- [Material for this task]
☆ ☆ ☆ ☆ ☆ ☆ ☆
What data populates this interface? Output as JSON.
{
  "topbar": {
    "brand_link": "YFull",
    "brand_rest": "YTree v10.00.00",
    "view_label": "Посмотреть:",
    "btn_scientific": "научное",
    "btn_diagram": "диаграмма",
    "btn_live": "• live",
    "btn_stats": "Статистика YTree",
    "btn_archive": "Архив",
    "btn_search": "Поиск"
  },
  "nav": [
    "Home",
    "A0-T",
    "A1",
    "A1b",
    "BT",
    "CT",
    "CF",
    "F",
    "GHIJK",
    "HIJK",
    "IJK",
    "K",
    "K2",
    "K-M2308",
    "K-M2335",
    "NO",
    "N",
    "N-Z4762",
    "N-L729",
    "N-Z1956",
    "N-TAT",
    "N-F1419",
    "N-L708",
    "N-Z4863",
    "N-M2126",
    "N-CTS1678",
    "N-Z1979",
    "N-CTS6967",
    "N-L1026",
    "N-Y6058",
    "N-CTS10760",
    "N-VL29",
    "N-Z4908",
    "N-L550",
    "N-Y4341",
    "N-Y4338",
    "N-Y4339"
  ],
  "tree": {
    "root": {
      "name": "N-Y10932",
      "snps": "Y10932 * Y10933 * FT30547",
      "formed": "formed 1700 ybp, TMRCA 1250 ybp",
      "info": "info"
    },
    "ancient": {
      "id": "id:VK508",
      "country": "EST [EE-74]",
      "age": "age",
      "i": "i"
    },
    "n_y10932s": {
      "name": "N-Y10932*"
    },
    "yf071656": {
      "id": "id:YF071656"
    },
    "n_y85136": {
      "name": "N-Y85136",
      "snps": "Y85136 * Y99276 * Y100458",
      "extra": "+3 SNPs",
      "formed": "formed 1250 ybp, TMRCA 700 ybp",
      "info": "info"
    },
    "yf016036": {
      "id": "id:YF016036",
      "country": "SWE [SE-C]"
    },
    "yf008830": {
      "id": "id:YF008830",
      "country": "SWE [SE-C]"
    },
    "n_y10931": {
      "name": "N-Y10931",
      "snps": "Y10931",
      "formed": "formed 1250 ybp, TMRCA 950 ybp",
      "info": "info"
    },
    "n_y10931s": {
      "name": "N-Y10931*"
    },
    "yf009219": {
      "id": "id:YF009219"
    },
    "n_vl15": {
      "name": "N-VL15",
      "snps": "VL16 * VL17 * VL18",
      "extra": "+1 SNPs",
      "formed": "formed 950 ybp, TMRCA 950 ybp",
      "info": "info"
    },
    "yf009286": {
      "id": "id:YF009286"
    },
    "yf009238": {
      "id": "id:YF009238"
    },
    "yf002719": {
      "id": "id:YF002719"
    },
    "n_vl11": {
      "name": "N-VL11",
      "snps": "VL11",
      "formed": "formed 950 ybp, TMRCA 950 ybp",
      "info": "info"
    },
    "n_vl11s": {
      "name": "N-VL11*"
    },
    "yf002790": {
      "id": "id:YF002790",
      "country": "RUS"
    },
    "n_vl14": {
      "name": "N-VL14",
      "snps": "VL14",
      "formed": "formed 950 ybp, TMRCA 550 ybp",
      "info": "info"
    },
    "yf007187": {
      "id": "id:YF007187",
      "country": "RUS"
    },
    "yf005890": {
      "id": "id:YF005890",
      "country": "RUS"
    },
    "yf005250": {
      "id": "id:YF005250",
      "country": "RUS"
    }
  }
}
☆ ☆ ☆ ☆ ☆ ☆ ☆
- [Exercise] Repeat the listing in full, keeping every line exactly as it is.

- [Response]
What data populates this interface? Output as JSON.
{
  "topbar": {
    "brand_link": "YFull",
    "brand_rest": "YTree v10.00.00",
    "view_label": "Посмотреть:",
    "btn_scientific": "научное",
    "btn_diagram": "диаграмма",
    "btn_live": "• live",
    "btn_stats": "Статистика YTree",
    "btn_archive": "Архив",
    "btn_search": "Поиск"
  },
  "nav": [
    "Home",
    "A0-T",
    "A1",
    "A1b",
    "BT",
    "CT",
    "CF",
    "F",
    "GHIJK",
    "HIJK",
    "IJK",
    "K",
    "K2",
    "K-M2308",
    "K-M2335",
    "NO",
    "N",
    "N-Z4762",
    "N-L729",
    "N-Z1956",
    "N-TAT",
    "N-F1419",
    "N-L708",
    "N-Z4863",
    "N-M2126",
    "N-CTS1678",
    "N-Z1979",
    "N-CTS6967",
    "N-L1026",
    "N-Y6058",
    "N-CTS10760",
    "N-VL29",
    "N-Z4908",
    "N-L550",
    "N-Y4341",
    "N-Y4338",
    "N-Y4339"
  ],
  "tree": {
    "root": {
      "name": "N-Y10932",
      "snps": "Y10932 * Y10933 * FT30547",
      "formed": "formed 1700 ybp, TMRCA 1250 ybp",
      "info": "info"
    },
    "ancient": {
      "id": "id:VK508",
      "country": "EST [EE-74]",
      "age": "age",
      "i": "i"
    },
    "n_y10932s": {
      "name": "N-Y10932*"
    },
    "yf071656": {
      "id": "id:YF071656"
    },
    "n_y85136": {
      "name": "N-Y85136",
      "snps": "Y85136 * Y99276 * Y100458",
      "extra": "+3 SNPs",
      "formed": "formed 1250 ybp, TMRCA 700 ybp",
      "info": "info"
    },
    "yf016036": {
      "id": "id:YF016036",
      "country": "SWE [SE-C]"
    },
    "yf008830": {
      "id": "id:YF008830",
      "country": "SWE [SE-C]"
    },
    "n_y10931": {
      "name": "N-Y10931",
      "snps": "Y10931",
      "formed": "formed 1250 ybp, TMRCA 950 ybp",
      "info": "info"
    },
    "n_y10931s": {
      "name": "N-Y10931*"
    },
    "yf009219": {
      "id": "id:YF009219"
    },
    "n_vl15": {
      "name": "N-VL15",
      "snps": "VL16 * VL17 * VL18",
      "extra": "+1 SNPs",
      "formed": "formed 950 ybp, TMRCA 950 ybp",
      "info": "info"
    },
    "yf009286": {
      "id": "id:YF009286"
    },
    "yf009238": {
      "id": "id:YF009238"
    },
    "yf002719": {
      "id": "id:YF002719"
    },
    "n_vl11": {
      "name": "N-VL11",
      "snps": "VL11",
      "formed": "formed 950 ybp, TMRCA 950 ybp",
      "info": "info"
    },
    "n_vl11s": {
      "name": "N-VL11*"
    },
    "yf002790": {
      "id": "id:YF002790",
      "country": "RUS"
    },
    "n_vl14": {
      "name": "N-VL14",
      "snps": "VL14",
      "formed": "formed 950 ybp, TMRCA 550 ybp",
      "info": "info"
    },
    "yf007187": {
      "id": "id:YF007187",
      "country": "RUS"
    },
    "yf005890": {
      "id": "id:YF005890",
      "country": "RUS"
    },
    "yf005250": {
      "id": "id:YF005250",
      "country": "RUS"
    }
  }
}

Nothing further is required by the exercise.